┌──
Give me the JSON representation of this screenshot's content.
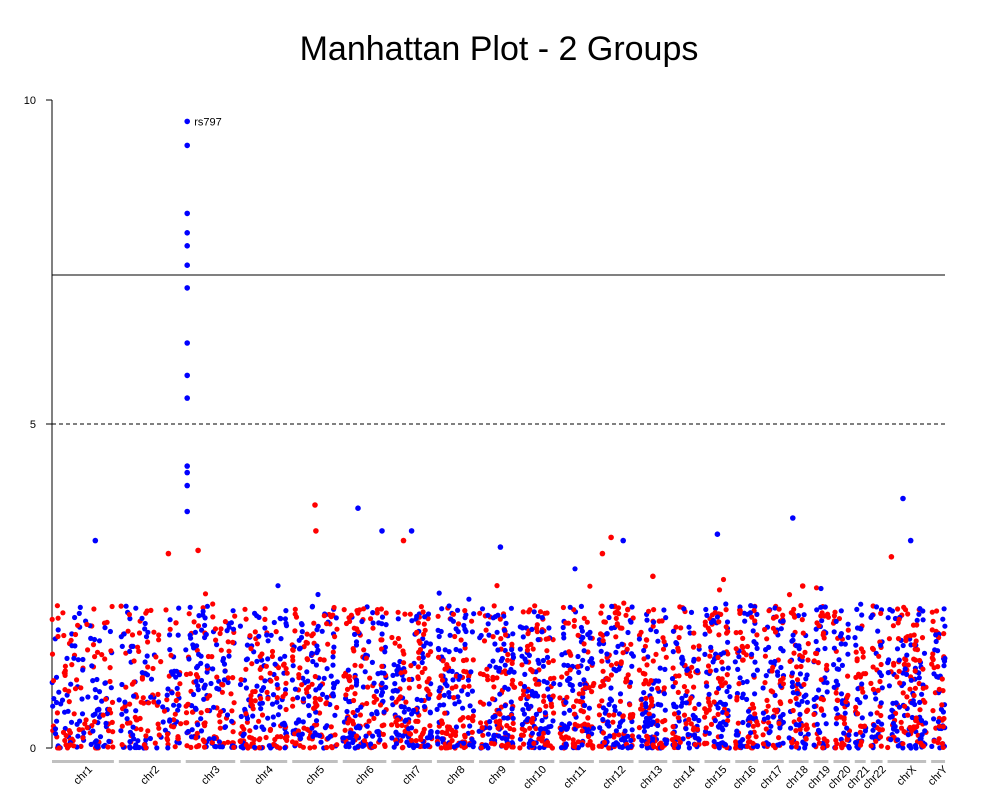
{
  "chart_data": {
    "type": "scatter",
    "title": "Manhattan Plot - 2 Groups",
    "xlabel": "",
    "ylabel": "",
    "ylim": [
      0,
      10
    ],
    "yticks": [
      0,
      5,
      10
    ],
    "grid": false,
    "legend": "none",
    "colors": {
      "group1": "#0000ff",
      "group2": "#ff0000",
      "threshold": "#000000",
      "axis_bar": "#c0c0c0"
    },
    "thresholds": [
      {
        "value": 7.3,
        "style": "solid"
      },
      {
        "value": 5.0,
        "style": "dashed"
      }
    ],
    "chromosomes": [
      {
        "name": "chr1",
        "size": 1.25
      },
      {
        "name": "chr2",
        "size": 1.25
      },
      {
        "name": "chr3",
        "size": 1.0
      },
      {
        "name": "chr4",
        "size": 0.95
      },
      {
        "name": "chr5",
        "size": 0.92
      },
      {
        "name": "chr6",
        "size": 0.88
      },
      {
        "name": "chr7",
        "size": 0.82
      },
      {
        "name": "chr8",
        "size": 0.75
      },
      {
        "name": "chr9",
        "size": 0.72
      },
      {
        "name": "chr10",
        "size": 0.7
      },
      {
        "name": "chr11",
        "size": 0.7
      },
      {
        "name": "chr12",
        "size": 0.7
      },
      {
        "name": "chr13",
        "size": 0.58
      },
      {
        "name": "chr14",
        "size": 0.55
      },
      {
        "name": "chr15",
        "size": 0.52
      },
      {
        "name": "chr16",
        "size": 0.46
      },
      {
        "name": "chr17",
        "size": 0.42
      },
      {
        "name": "chr18",
        "size": 0.4
      },
      {
        "name": "chr19",
        "size": 0.3
      },
      {
        "name": "chr20",
        "size": 0.33
      },
      {
        "name": "chr21",
        "size": 0.22
      },
      {
        "name": "chr22",
        "size": 0.24
      },
      {
        "name": "chrX",
        "size": 0.78
      },
      {
        "name": "chrY",
        "size": 0.28
      }
    ],
    "points_per_chromosome_per_group": 90,
    "background_max": 2.2,
    "series": [
      {
        "highlight_points": [
          {
            "chr": "chr3",
            "pos": 0.03,
            "y": 9.67,
            "label": "rs797"
          },
          {
            "chr": "chr3",
            "pos": 0.03,
            "y": 9.3
          },
          {
            "chr": "chr3",
            "pos": 0.03,
            "y": 8.25
          },
          {
            "chr": "chr3",
            "pos": 0.03,
            "y": 7.95
          },
          {
            "chr": "chr3",
            "pos": 0.03,
            "y": 7.75
          },
          {
            "chr": "chr3",
            "pos": 0.03,
            "y": 7.45
          },
          {
            "chr": "chr3",
            "pos": 0.03,
            "y": 7.1
          },
          {
            "chr": "chr3",
            "pos": 0.03,
            "y": 6.25
          },
          {
            "chr": "chr3",
            "pos": 0.03,
            "y": 5.75
          },
          {
            "chr": "chr3",
            "pos": 0.03,
            "y": 5.4
          },
          {
            "chr": "chr3",
            "pos": 0.03,
            "y": 4.35
          },
          {
            "chr": "chr3",
            "pos": 0.03,
            "y": 4.25
          },
          {
            "chr": "chr3",
            "pos": 0.03,
            "y": 4.05
          },
          {
            "chr": "chr3",
            "pos": 0.03,
            "y": 3.65
          },
          {
            "chr": "chr1",
            "pos": 0.7,
            "y": 3.2
          },
          {
            "chr": "chr6",
            "pos": 0.35,
            "y": 3.7
          },
          {
            "chr": "chr6",
            "pos": 0.9,
            "y": 3.35
          },
          {
            "chr": "chr7",
            "pos": 0.5,
            "y": 3.35
          },
          {
            "chr": "chr9",
            "pos": 0.6,
            "y": 3.1
          },
          {
            "chr": "chr12",
            "pos": 0.7,
            "y": 3.2
          },
          {
            "chr": "chr15",
            "pos": 0.5,
            "y": 3.3
          },
          {
            "chr": "chr18",
            "pos": 0.2,
            "y": 3.55
          },
          {
            "chr": "chrX",
            "pos": 0.4,
            "y": 3.85
          },
          {
            "chr": "chrX",
            "pos": 0.6,
            "y": 3.2
          }
        ]
      },
      {
        "highlight_points": [
          {
            "chr": "chr2",
            "pos": 0.8,
            "y": 3.0
          },
          {
            "chr": "chr3",
            "pos": 0.25,
            "y": 3.05
          },
          {
            "chr": "chr5",
            "pos": 0.5,
            "y": 3.75
          },
          {
            "chr": "chr5",
            "pos": 0.52,
            "y": 3.35
          },
          {
            "chr": "chr7",
            "pos": 0.3,
            "y": 3.2
          },
          {
            "chr": "chr12",
            "pos": 0.35,
            "y": 3.25
          },
          {
            "chr": "chr12",
            "pos": 0.1,
            "y": 3.0
          },
          {
            "chr": "chr13",
            "pos": 0.5,
            "y": 2.65
          },
          {
            "chr": "chr18",
            "pos": 0.7,
            "y": 2.5
          },
          {
            "chr": "chrX",
            "pos": 0.1,
            "y": 2.95
          }
        ]
      }
    ]
  }
}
└──
# [What is required]
Give the material again exactly as it is, but keep the pictures out.

# [Expected answer]
Give me the JSON representation of this screenshot's content.
{
  "chart_data": {
    "type": "scatter",
    "title": "Manhattan Plot - 2 Groups",
    "xlabel": "",
    "ylabel": "",
    "ylim": [
      0,
      10
    ],
    "yticks": [
      0,
      5,
      10
    ],
    "grid": false,
    "legend": "none",
    "colors": {
      "group1": "#0000ff",
      "group2": "#ff0000",
      "threshold": "#000000",
      "axis_bar": "#c0c0c0"
    },
    "thresholds": [
      {
        "value": 7.3,
        "style": "solid"
      },
      {
        "value": 5.0,
        "style": "dashed"
      }
    ],
    "chromosomes": [
      {
        "name": "chr1",
        "size": 1.25
      },
      {
        "name": "chr2",
        "size": 1.25
      },
      {
        "name": "chr3",
        "size": 1.0
      },
      {
        "name": "chr4",
        "size": 0.95
      },
      {
        "name": "chr5",
        "size": 0.92
      },
      {
        "name": "chr6",
        "size": 0.88
      },
      {
        "name": "chr7",
        "size": 0.82
      },
      {
        "name": "chr8",
        "size": 0.75
      },
      {
        "name": "chr9",
        "size": 0.72
      },
      {
        "name": "chr10",
        "size": 0.7
      },
      {
        "name": "chr11",
        "size": 0.7
      },
      {
        "name": "chr12",
        "size": 0.7
      },
      {
        "name": "chr13",
        "size": 0.58
      },
      {
        "name": "chr14",
        "size": 0.55
      },
      {
        "name": "chr15",
        "size": 0.52
      },
      {
        "name": "chr16",
        "size": 0.46
      },
      {
        "name": "chr17",
        "size": 0.42
      },
      {
        "name": "chr18",
        "size": 0.4
      },
      {
        "name": "chr19",
        "size": 0.3
      },
      {
        "name": "chr20",
        "size": 0.33
      },
      {
        "name": "chr21",
        "size": 0.22
      },
      {
        "name": "chr22",
        "size": 0.24
      },
      {
        "name": "chrX",
        "size": 0.78
      },
      {
        "name": "chrY",
        "size": 0.28
      }
    ],
    "points_per_chromosome_per_group": 90,
    "background_max": 2.2,
    "series": [
      {
        "highlight_points": [
          {
            "chr": "chr3",
            "pos": 0.03,
            "y": 9.67,
            "label": "rs797"
          },
          {
            "chr": "chr3",
            "pos": 0.03,
            "y": 9.3
          },
          {
            "chr": "chr3",
            "pos": 0.03,
            "y": 8.25
          },
          {
            "chr": "chr3",
            "pos": 0.03,
            "y": 7.95
          },
          {
            "chr": "chr3",
            "pos": 0.03,
            "y": 7.75
          },
          {
            "chr": "chr3",
            "pos": 0.03,
            "y": 7.45
          },
          {
            "chr": "chr3",
            "pos": 0.03,
            "y": 7.1
          },
          {
            "chr": "chr3",
            "pos": 0.03,
            "y": 6.25
          },
          {
            "chr": "chr3",
            "pos": 0.03,
            "y": 5.75
          },
          {
            "chr": "chr3",
            "pos": 0.03,
            "y": 5.4
          },
          {
            "chr": "chr3",
            "pos": 0.03,
            "y": 4.35
          },
          {
            "chr": "chr3",
            "pos": 0.03,
            "y": 4.25
          },
          {
            "chr": "chr3",
            "pos": 0.03,
            "y": 4.05
          },
          {
            "chr": "chr3",
            "pos": 0.03,
            "y": 3.65
          },
          {
            "chr": "chr1",
            "pos": 0.7,
            "y": 3.2
          },
          {
            "chr": "chr6",
            "pos": 0.35,
            "y": 3.7
          },
          {
            "chr": "chr6",
            "pos": 0.9,
            "y": 3.35
          },
          {
            "chr": "chr7",
            "pos": 0.5,
            "y": 3.35
          },
          {
            "chr": "chr9",
            "pos": 0.6,
            "y": 3.1
          },
          {
            "chr": "chr12",
            "pos": 0.7,
            "y": 3.2
          },
          {
            "chr": "chr15",
            "pos": 0.5,
            "y": 3.3
          },
          {
            "chr": "chr18",
            "pos": 0.2,
            "y": 3.55
          },
          {
            "chr": "chrX",
            "pos": 0.4,
            "y": 3.85
          },
          {
            "chr": "chrX",
            "pos": 0.6,
            "y": 3.2
          }
        ]
      },
      {
        "highlight_points": [
          {
            "chr": "chr2",
            "pos": 0.8,
            "y": 3.0
          },
          {
            "chr": "chr3",
            "pos": 0.25,
            "y": 3.05
          },
          {
            "chr": "chr5",
            "pos": 0.5,
            "y": 3.75
          },
          {
            "chr": "chr5",
            "pos": 0.52,
            "y": 3.35
          },
          {
            "chr": "chr7",
            "pos": 0.3,
            "y": 3.2
          },
          {
            "chr": "chr12",
            "pos": 0.35,
            "y": 3.25
          },
          {
            "chr": "chr12",
            "pos": 0.1,
            "y": 3.0
          },
          {
            "chr": "chr13",
            "pos": 0.5,
            "y": 2.65
          },
          {
            "chr": "chr18",
            "pos": 0.7,
            "y": 2.5
          },
          {
            "chr": "chrX",
            "pos": 0.1,
            "y": 2.95
          }
        ]
      }
    ]
  }
}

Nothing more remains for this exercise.